WRITTEN TASK: Copy every line of the data in which the word "Benchmark" occurs.

(Extracts from a graphics dataset)
• • • • • • •

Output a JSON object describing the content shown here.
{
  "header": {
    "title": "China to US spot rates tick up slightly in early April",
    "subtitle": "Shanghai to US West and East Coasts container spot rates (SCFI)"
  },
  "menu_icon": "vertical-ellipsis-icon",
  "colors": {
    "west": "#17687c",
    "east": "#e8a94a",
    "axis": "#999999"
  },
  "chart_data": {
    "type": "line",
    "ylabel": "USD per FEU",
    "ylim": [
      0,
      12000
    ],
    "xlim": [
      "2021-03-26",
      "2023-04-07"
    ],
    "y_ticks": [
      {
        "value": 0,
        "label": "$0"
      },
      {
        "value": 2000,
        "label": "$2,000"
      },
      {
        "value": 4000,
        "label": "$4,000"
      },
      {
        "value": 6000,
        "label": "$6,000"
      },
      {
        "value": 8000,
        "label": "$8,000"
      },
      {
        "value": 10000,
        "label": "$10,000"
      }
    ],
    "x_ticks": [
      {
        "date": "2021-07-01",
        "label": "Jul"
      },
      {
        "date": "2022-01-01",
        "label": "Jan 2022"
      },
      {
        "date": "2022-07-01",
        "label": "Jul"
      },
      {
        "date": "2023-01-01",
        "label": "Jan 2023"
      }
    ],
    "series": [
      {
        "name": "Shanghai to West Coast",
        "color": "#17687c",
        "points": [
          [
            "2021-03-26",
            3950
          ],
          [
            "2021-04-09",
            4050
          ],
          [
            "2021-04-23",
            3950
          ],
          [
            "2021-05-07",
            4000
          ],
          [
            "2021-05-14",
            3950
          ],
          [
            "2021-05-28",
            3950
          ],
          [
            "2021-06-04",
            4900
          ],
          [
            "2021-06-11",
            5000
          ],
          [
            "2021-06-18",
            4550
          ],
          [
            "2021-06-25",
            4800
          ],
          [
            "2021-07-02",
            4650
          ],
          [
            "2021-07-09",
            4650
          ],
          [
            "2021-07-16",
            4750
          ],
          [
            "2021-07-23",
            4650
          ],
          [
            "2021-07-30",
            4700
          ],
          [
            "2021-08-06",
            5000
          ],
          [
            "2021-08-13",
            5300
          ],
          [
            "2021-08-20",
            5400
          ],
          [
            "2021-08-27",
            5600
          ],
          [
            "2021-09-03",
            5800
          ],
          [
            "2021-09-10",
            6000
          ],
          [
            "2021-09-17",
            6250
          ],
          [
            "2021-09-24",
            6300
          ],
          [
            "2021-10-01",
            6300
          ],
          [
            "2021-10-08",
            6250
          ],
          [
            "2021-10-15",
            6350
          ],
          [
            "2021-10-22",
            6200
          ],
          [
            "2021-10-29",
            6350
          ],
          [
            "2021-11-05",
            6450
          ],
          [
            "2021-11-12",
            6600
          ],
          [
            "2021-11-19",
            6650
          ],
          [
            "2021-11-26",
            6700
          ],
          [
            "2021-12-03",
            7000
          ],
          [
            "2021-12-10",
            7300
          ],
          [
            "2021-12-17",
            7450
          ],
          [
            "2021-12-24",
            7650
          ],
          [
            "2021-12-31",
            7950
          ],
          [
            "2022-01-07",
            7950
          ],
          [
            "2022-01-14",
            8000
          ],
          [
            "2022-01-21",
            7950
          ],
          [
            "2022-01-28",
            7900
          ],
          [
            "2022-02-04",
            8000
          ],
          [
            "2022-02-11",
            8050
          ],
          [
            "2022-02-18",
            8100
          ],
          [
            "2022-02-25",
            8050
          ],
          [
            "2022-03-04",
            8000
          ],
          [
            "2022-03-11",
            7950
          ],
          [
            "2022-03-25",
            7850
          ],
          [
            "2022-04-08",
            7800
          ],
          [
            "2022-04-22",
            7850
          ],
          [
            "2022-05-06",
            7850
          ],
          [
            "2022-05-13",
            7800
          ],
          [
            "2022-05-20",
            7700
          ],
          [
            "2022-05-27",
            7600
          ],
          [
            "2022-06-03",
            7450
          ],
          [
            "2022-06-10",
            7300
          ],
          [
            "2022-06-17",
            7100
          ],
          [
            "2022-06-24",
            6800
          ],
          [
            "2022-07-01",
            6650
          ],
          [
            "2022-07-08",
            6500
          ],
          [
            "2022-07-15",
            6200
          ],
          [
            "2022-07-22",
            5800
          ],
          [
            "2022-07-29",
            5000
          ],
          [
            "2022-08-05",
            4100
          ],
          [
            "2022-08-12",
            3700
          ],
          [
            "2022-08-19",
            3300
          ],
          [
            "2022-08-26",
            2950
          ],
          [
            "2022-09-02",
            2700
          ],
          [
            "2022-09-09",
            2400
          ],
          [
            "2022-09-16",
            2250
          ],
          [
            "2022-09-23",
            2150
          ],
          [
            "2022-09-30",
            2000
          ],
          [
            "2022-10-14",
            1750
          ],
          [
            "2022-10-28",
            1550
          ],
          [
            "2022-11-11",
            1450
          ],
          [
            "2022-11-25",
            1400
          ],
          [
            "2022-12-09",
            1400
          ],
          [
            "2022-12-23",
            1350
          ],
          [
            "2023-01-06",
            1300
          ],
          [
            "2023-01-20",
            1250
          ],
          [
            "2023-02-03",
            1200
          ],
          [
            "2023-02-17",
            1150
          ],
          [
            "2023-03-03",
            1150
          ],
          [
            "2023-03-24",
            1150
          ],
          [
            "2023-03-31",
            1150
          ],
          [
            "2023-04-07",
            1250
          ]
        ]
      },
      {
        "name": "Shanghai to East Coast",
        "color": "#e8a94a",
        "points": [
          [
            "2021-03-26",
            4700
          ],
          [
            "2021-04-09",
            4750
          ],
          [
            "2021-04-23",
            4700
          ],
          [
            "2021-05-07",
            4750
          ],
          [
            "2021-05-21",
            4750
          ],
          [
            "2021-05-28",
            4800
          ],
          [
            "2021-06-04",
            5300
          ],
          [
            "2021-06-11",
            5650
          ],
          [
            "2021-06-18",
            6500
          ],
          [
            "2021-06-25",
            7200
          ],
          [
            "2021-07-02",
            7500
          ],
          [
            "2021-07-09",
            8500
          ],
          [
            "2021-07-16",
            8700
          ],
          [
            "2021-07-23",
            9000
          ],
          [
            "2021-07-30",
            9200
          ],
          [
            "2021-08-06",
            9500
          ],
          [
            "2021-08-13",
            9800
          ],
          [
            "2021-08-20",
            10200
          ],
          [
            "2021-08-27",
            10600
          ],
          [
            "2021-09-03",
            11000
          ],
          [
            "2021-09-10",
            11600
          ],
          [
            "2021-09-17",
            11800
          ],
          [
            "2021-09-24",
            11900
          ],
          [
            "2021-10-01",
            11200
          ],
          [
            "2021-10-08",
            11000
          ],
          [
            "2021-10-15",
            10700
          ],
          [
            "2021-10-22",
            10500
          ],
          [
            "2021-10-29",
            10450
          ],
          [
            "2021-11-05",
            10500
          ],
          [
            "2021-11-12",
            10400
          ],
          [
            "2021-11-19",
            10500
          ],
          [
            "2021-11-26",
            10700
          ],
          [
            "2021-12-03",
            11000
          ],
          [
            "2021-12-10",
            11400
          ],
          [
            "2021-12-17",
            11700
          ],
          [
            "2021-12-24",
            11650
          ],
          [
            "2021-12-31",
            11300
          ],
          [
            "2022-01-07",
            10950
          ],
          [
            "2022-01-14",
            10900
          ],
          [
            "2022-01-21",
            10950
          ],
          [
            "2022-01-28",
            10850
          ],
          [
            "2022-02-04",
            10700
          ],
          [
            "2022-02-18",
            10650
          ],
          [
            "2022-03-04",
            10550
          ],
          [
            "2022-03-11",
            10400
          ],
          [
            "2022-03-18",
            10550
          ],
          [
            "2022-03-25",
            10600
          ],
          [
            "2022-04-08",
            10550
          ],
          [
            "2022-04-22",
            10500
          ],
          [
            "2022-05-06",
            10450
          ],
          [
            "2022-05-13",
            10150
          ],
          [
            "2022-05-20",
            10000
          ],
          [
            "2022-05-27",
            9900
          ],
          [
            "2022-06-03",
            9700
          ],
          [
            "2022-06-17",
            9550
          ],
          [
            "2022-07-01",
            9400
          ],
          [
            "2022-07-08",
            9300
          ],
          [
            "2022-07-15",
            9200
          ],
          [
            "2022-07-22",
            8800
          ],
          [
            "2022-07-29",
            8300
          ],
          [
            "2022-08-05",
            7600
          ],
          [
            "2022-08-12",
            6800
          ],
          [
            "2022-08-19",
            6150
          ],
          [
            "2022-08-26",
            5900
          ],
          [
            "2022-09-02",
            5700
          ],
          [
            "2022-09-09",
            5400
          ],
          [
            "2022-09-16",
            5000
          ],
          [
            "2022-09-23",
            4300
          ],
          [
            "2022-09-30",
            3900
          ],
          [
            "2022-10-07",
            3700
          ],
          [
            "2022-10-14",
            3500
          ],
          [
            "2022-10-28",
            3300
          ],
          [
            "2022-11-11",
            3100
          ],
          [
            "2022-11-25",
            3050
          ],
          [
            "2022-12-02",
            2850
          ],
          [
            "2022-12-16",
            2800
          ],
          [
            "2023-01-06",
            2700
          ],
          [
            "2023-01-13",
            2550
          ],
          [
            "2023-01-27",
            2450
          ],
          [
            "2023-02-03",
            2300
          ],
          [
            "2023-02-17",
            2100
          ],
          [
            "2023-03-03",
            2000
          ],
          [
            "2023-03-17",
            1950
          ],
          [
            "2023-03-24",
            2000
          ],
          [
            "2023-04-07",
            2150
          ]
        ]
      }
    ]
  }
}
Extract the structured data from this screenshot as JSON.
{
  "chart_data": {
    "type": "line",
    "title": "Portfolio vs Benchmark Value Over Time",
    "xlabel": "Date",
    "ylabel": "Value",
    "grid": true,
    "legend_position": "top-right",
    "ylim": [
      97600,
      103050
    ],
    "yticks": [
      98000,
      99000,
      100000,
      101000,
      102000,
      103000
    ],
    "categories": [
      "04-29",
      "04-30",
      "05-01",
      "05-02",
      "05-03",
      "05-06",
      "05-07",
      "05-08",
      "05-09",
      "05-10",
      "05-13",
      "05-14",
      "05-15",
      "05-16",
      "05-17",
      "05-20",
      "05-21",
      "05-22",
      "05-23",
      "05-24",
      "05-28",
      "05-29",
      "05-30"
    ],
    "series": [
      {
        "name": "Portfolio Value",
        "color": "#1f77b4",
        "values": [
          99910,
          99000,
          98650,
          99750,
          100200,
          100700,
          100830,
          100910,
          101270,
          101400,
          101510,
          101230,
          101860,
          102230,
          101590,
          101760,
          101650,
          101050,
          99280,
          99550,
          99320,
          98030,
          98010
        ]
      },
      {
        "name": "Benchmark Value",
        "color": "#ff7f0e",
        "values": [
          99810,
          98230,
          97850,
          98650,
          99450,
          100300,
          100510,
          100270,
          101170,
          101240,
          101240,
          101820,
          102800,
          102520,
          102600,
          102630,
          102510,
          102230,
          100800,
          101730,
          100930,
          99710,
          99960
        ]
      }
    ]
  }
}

• • • • • • •

OUTPUT OF THE TASK:
    "title": "Portfolio vs Benchmark Value Over Time",
        "name": "Benchmark Value",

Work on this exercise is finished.